Items listed in a dataset
<<<<
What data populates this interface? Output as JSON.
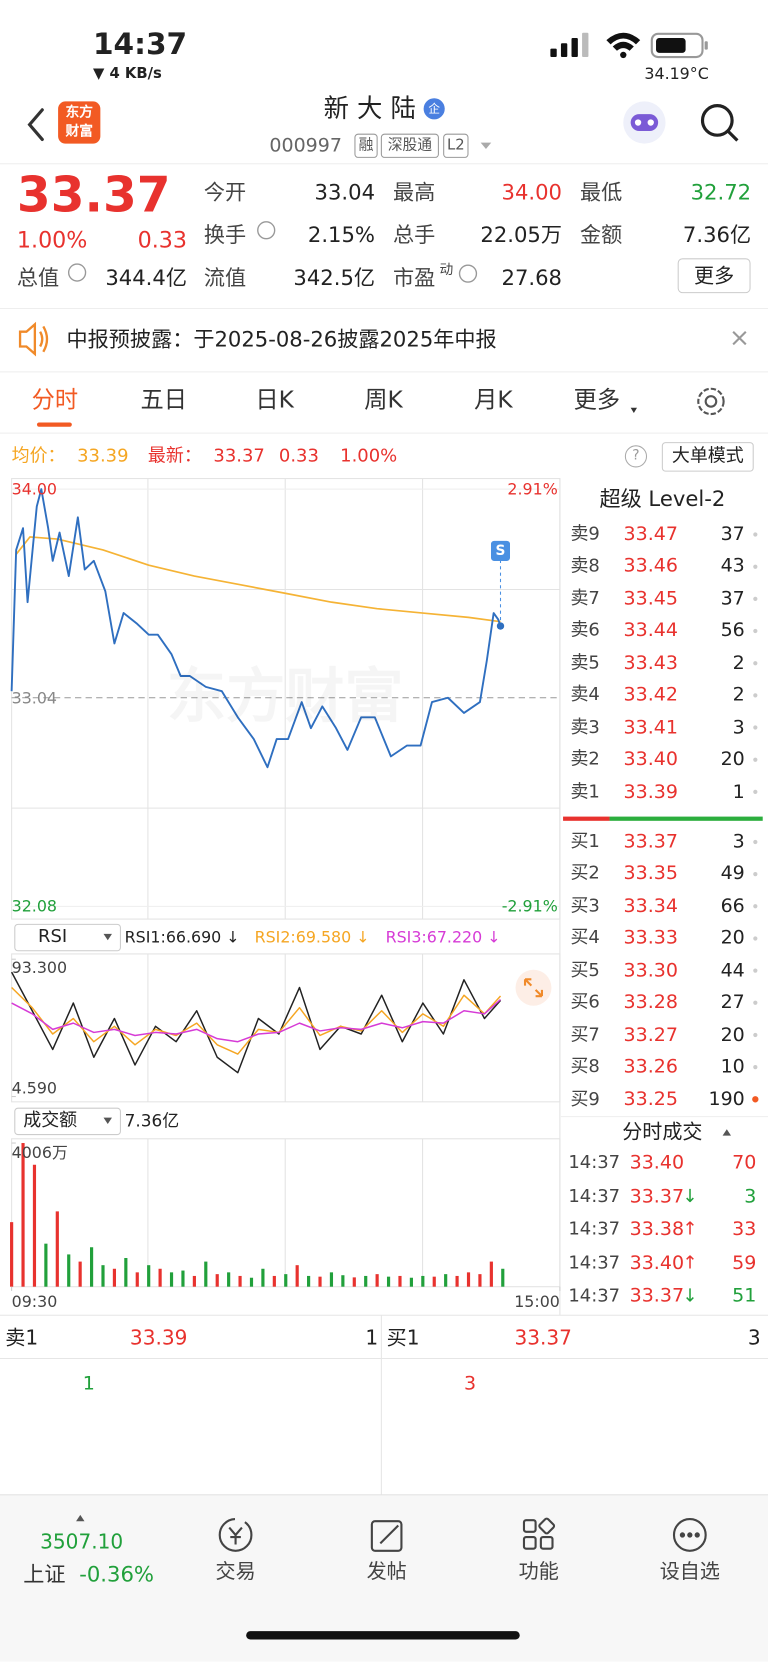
{
  "status": {
    "time": "14:37",
    "network": "▼ 4 KB/s",
    "temperature": "34.19°C"
  },
  "header": {
    "logo": [
      "东方",
      "财富"
    ],
    "name": "新 大 陆",
    "badge": "企",
    "code": "000997",
    "tags": [
      "融",
      "深股通",
      "L2"
    ]
  },
  "quote": {
    "price": "33.37",
    "change_pct": "1.00%",
    "change": "0.33",
    "total_value_label": "总值",
    "total_value": "344.4亿",
    "stats": [
      [
        {
          "label": "今开",
          "value": "33.04"
        },
        {
          "label": "最高",
          "value": "34.00",
          "color": "#e8322e"
        },
        {
          "label": "最低",
          "value": "32.72",
          "color": "#21a03b"
        }
      ],
      [
        {
          "label": "换手",
          "value": "2.15%"
        },
        {
          "label": "总手",
          "value": "22.05万"
        },
        {
          "label": "金额",
          "value": "7.36亿"
        }
      ],
      [
        {
          "label": "流值",
          "value": "342.5亿"
        },
        {
          "label": "市盈",
          "sup": "动",
          "value": "27.68"
        }
      ]
    ],
    "more": "更多"
  },
  "notice": {
    "text": "中报预披露：于2025-08-26披露2025年中报"
  },
  "tabs": [
    "分时",
    "五日",
    "日K",
    "周K",
    "月K",
    "更多"
  ],
  "info": {
    "avg_label": "均价：",
    "avg": "33.39",
    "last_label": "最新：",
    "last": "33.37",
    "change": "0.33",
    "change_pct": "1.00%",
    "help": "?",
    "mode": "大单模式"
  },
  "intraday": {
    "watermark": "东方财富",
    "marker": "S",
    "xlim": [
      0,
      240
    ],
    "ylim": [
      32.08,
      34.0
    ],
    "yticks": [
      {
        "value": 34.0,
        "label": "34.00"
      },
      33.04,
      32.08
    ],
    "ytick_colors": [
      "#e8322e",
      "#888888",
      "#21a03b"
    ],
    "y2lim": [
      -2.91,
      2.91
    ],
    "y2ticks": [
      {
        "value": 2.91,
        "label": "2.91%"
      },
      {
        "value": -2.91,
        "label": "-2.91%"
      }
    ],
    "y2tick_colors": [
      "#e8322e",
      "#21a03b"
    ],
    "price": {
      "color": "#2f6fc0",
      "x": [
        0,
        2,
        5,
        7,
        11,
        13,
        16,
        18,
        21,
        25,
        29,
        32,
        36,
        41,
        45,
        49,
        55,
        60,
        64,
        70,
        74,
        78,
        85,
        92,
        99,
        106,
        112,
        116,
        121,
        127,
        131,
        136,
        142,
        147,
        153,
        159,
        166,
        173,
        179,
        184,
        191,
        198,
        205,
        208,
        211,
        213,
        214
      ],
      "values": [
        33.07,
        33.72,
        33.82,
        33.48,
        33.92,
        34.0,
        33.82,
        33.67,
        33.8,
        33.6,
        33.87,
        33.63,
        33.67,
        33.53,
        33.29,
        33.43,
        33.38,
        33.33,
        33.33,
        33.24,
        33.14,
        33.14,
        33.09,
        33.07,
        32.95,
        32.85,
        32.72,
        32.85,
        32.85,
        33.02,
        32.9,
        33.0,
        32.9,
        32.8,
        32.95,
        32.95,
        32.77,
        32.82,
        32.82,
        33.02,
        33.04,
        32.97,
        33.02,
        33.21,
        33.43,
        33.4,
        33.37
      ]
    },
    "average": {
      "color": "#f5b335",
      "x": [
        2,
        8,
        20,
        40,
        60,
        80,
        100,
        120,
        140,
        160,
        180,
        200,
        214
      ],
      "values": [
        33.7,
        33.78,
        33.77,
        33.72,
        33.65,
        33.6,
        33.56,
        33.52,
        33.48,
        33.45,
        33.43,
        33.41,
        33.39
      ]
    }
  },
  "rsi": {
    "title": "RSI",
    "xlim": [
      0,
      240
    ],
    "ylim": [
      4.59,
      93.3
    ],
    "yticks": [
      {
        "value": 93.3,
        "label": "93.300"
      },
      {
        "value": 4.59,
        "label": "4.590"
      }
    ],
    "x": [
      0,
      9,
      18,
      27,
      36,
      45,
      54,
      63,
      72,
      81,
      90,
      99,
      108,
      117,
      126,
      135,
      144,
      153,
      162,
      171,
      180,
      189,
      198,
      207,
      214
    ],
    "series": [
      {
        "label": "RSI1:66.690 ↓",
        "color": "#222222",
        "values": [
          85,
          60,
          35,
          65,
          30,
          55,
          25,
          50,
          40,
          60,
          30,
          20,
          55,
          45,
          75,
          35,
          50,
          45,
          70,
          40,
          65,
          45,
          80,
          55,
          66.69
        ]
      },
      {
        "label": "RSI2:69.580 ↓",
        "color": "#f5a623",
        "values": [
          75,
          62,
          45,
          55,
          40,
          50,
          38,
          48,
          44,
          52,
          38,
          32,
          48,
          46,
          62,
          44,
          50,
          47,
          60,
          46,
          58,
          50,
          70,
          58,
          69.58
        ]
      },
      {
        "label": "RSI3:67.220 ↓",
        "color": "#d63bd6",
        "values": [
          65,
          58,
          48,
          52,
          46,
          48,
          44,
          46,
          45,
          48,
          42,
          40,
          45,
          46,
          52,
          47,
          49,
          48,
          52,
          49,
          53,
          52,
          60,
          58,
          67.22
        ]
      }
    ]
  },
  "volume": {
    "title": "成交额",
    "total": "7.36亿",
    "xlim": [
      0,
      240
    ],
    "xticks": [
      {
        "value": 0,
        "label": "09:30"
      },
      {
        "value": 240,
        "label": "15:00"
      }
    ],
    "ylim": [
      0,
      4006
    ],
    "yticks": [
      {
        "value": 4006,
        "label": "4006万"
      }
    ],
    "up_color": "#e8322e",
    "down_color": "#21a03b",
    "x": [
      0,
      5,
      10,
      15,
      20,
      25,
      30,
      35,
      40,
      45,
      50,
      55,
      60,
      65,
      70,
      75,
      80,
      85,
      90,
      95,
      100,
      105,
      110,
      115,
      120,
      125,
      130,
      135,
      140,
      145,
      150,
      155,
      160,
      165,
      170,
      175,
      180,
      185,
      190,
      195,
      200,
      205,
      210,
      215
    ],
    "values": [
      1800,
      4006,
      3400,
      1200,
      2100,
      900,
      700,
      1100,
      600,
      500,
      800,
      400,
      600,
      500,
      400,
      450,
      300,
      700,
      350,
      400,
      300,
      250,
      500,
      300,
      350,
      600,
      300,
      280,
      400,
      320,
      260,
      300,
      350,
      280,
      300,
      250,
      300,
      280,
      350,
      300,
      400,
      350,
      700,
      500
    ],
    "up": [
      true,
      true,
      true,
      false,
      true,
      false,
      true,
      false,
      false,
      true,
      false,
      true,
      false,
      true,
      false,
      false,
      true,
      false,
      true,
      false,
      true,
      false,
      false,
      true,
      false,
      true,
      false,
      true,
      false,
      false,
      true,
      false,
      true,
      false,
      true,
      false,
      false,
      true,
      false,
      true,
      true,
      true,
      true,
      false
    ]
  },
  "level2": {
    "title": "超级 Level-2",
    "asks": [
      {
        "label": "卖9",
        "price": "33.47",
        "volume": "37"
      },
      {
        "label": "卖8",
        "price": "33.46",
        "volume": "43"
      },
      {
        "label": "卖7",
        "price": "33.45",
        "volume": "37"
      },
      {
        "label": "卖6",
        "price": "33.44",
        "volume": "56"
      },
      {
        "label": "卖5",
        "price": "33.43",
        "volume": "2"
      },
      {
        "label": "卖4",
        "price": "33.42",
        "volume": "2"
      },
      {
        "label": "卖3",
        "price": "33.41",
        "volume": "3"
      },
      {
        "label": "卖2",
        "price": "33.40",
        "volume": "20"
      },
      {
        "label": "卖1",
        "price": "33.39",
        "volume": "1"
      }
    ],
    "bids": [
      {
        "label": "买1",
        "price": "33.37",
        "volume": "3"
      },
      {
        "label": "买2",
        "price": "33.35",
        "volume": "49"
      },
      {
        "label": "买3",
        "price": "33.34",
        "volume": "66"
      },
      {
        "label": "买4",
        "price": "33.33",
        "volume": "20"
      },
      {
        "label": "买5",
        "price": "33.30",
        "volume": "44"
      },
      {
        "label": "买6",
        "price": "33.28",
        "volume": "27"
      },
      {
        "label": "买7",
        "price": "33.27",
        "volume": "20"
      },
      {
        "label": "买8",
        "price": "33.26",
        "volume": "10"
      },
      {
        "label": "买9",
        "price": "33.25",
        "volume": "190"
      }
    ]
  },
  "trades": {
    "title": "分时成交",
    "rows": [
      {
        "time": "14:37",
        "price": "33.40",
        "volume": "70",
        "color": "#e8322e"
      },
      {
        "time": "14:37",
        "price": "33.37",
        "arrow": "↓",
        "volume": "3",
        "color": "#21a03b"
      },
      {
        "time": "14:37",
        "price": "33.38",
        "arrow": "↑",
        "volume": "33",
        "color": "#e8322e"
      },
      {
        "time": "14:37",
        "price": "33.40",
        "arrow": "↑",
        "volume": "59",
        "color": "#e8322e"
      },
      {
        "time": "14:37",
        "price": "33.37",
        "arrow": "↓",
        "volume": "51",
        "color": "#21a03b"
      }
    ]
  },
  "best": {
    "ask_label": "卖1",
    "ask_price": "33.39",
    "ask_volume": "1",
    "bid_label": "买1",
    "bid_price": "33.37",
    "bid_volume": "3",
    "ask_count": "1",
    "bid_count": "3"
  },
  "footer": {
    "index_value": "3507.10",
    "index_name": "上证",
    "index_change": "-0.36%",
    "nav": [
      "交易",
      "发帖",
      "功能",
      "设自选"
    ]
  }
}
>>>>
*Exercise details:*
Whichever lines contain the string "title", select and copy them.

*Result for this exercise:*
    "title": "RSI",
    "title": "成交额",
    "title": "超级 Level-2",
    "title": "分时成交",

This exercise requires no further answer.